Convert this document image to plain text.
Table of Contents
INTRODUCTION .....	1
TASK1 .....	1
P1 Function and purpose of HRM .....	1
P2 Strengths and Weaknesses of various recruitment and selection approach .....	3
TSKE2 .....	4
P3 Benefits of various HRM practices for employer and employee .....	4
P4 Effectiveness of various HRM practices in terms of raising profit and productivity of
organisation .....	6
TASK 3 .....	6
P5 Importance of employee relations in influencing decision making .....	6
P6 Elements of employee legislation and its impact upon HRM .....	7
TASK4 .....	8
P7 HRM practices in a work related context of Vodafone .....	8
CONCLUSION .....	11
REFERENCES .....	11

> AIM OF THE EXERCISE:
Scan the listing above. Gather each line that contains the word "practices".

> REPLY TO THE TASK:
P3 Benefits of various HRM practices for employer and employee .....	4
P4 Effectiveness of various HRM practices in terms of raising profit and productivity of
P7 HRM practices in a work related context of Vodafone .....	8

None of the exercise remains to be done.